# WHAT IS EXPECTED
Set every record down verbatim and omit the pictures.

# AVAILABLE RECORDS
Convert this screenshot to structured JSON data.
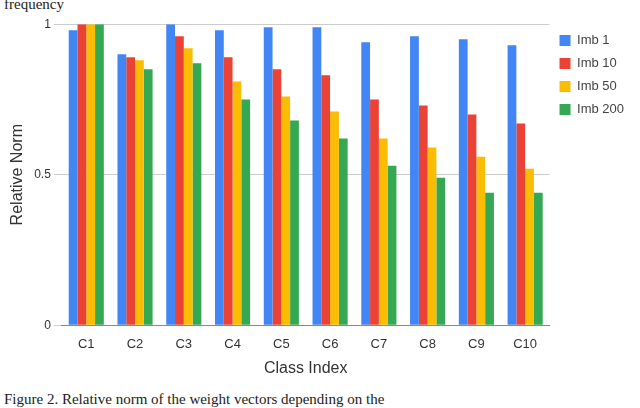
{
  "chart_data": {
    "type": "bar",
    "x_label": "Class Index",
    "y_label": "Relative Norm",
    "annotations": [
      "frequency",
      "Figure 2. Relative norm of the weight vectors depending on the"
    ],
    "categories": [
      "C1",
      "C2",
      "C3",
      "C4",
      "C5",
      "C6",
      "C7",
      "C8",
      "C9",
      "C10"
    ],
    "series": [
      {
        "name": "Imb 1",
        "color": "#4285f4",
        "values": [
          0.98,
          0.9,
          1.0,
          0.98,
          0.99,
          0.99,
          0.94,
          0.96,
          0.95,
          0.93
        ]
      },
      {
        "name": "Imb 10",
        "color": "#ea4335",
        "values": [
          1.0,
          0.89,
          0.96,
          0.89,
          0.85,
          0.83,
          0.75,
          0.73,
          0.7,
          0.67
        ]
      },
      {
        "name": "Imb 50",
        "color": "#fbbc04",
        "values": [
          1.0,
          0.88,
          0.92,
          0.81,
          0.76,
          0.71,
          0.62,
          0.59,
          0.56,
          0.52
        ]
      },
      {
        "name": "Imb 200",
        "color": "#34a853",
        "values": [
          1.0,
          0.85,
          0.87,
          0.75,
          0.68,
          0.62,
          0.53,
          0.49,
          0.44,
          0.44
        ]
      }
    ],
    "ylim": [
      0,
      1
    ],
    "yticks": [
      0,
      0.5,
      1
    ],
    "grid": true,
    "legend": "top-right"
  }
}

# ANSWER FOR THE TASK
Convert this screenshot to structured JSON data.
{
  "chart_data": {
    "type": "bar",
    "x_label": "Class Index",
    "y_label": "Relative Norm",
    "annotations": [
      "frequency",
      "Figure 2. Relative norm of the weight vectors depending on the"
    ],
    "categories": [
      "C1",
      "C2",
      "C3",
      "C4",
      "C5",
      "C6",
      "C7",
      "C8",
      "C9",
      "C10"
    ],
    "series": [
      {
        "name": "Imb 1",
        "color": "#4285f4",
        "values": [
          0.98,
          0.9,
          1.0,
          0.98,
          0.99,
          0.99,
          0.94,
          0.96,
          0.95,
          0.93
        ]
      },
      {
        "name": "Imb 10",
        "color": "#ea4335",
        "values": [
          1.0,
          0.89,
          0.96,
          0.89,
          0.85,
          0.83,
          0.75,
          0.73,
          0.7,
          0.67
        ]
      },
      {
        "name": "Imb 50",
        "color": "#fbbc04",
        "values": [
          1.0,
          0.88,
          0.92,
          0.81,
          0.76,
          0.71,
          0.62,
          0.59,
          0.56,
          0.52
        ]
      },
      {
        "name": "Imb 200",
        "color": "#34a853",
        "values": [
          1.0,
          0.85,
          0.87,
          0.75,
          0.68,
          0.62,
          0.53,
          0.49,
          0.44,
          0.44
        ]
      }
    ],
    "ylim": [
      0,
      1
    ],
    "yticks": [
      0,
      0.5,
      1
    ],
    "grid": true,
    "legend": "top-right"
  }
}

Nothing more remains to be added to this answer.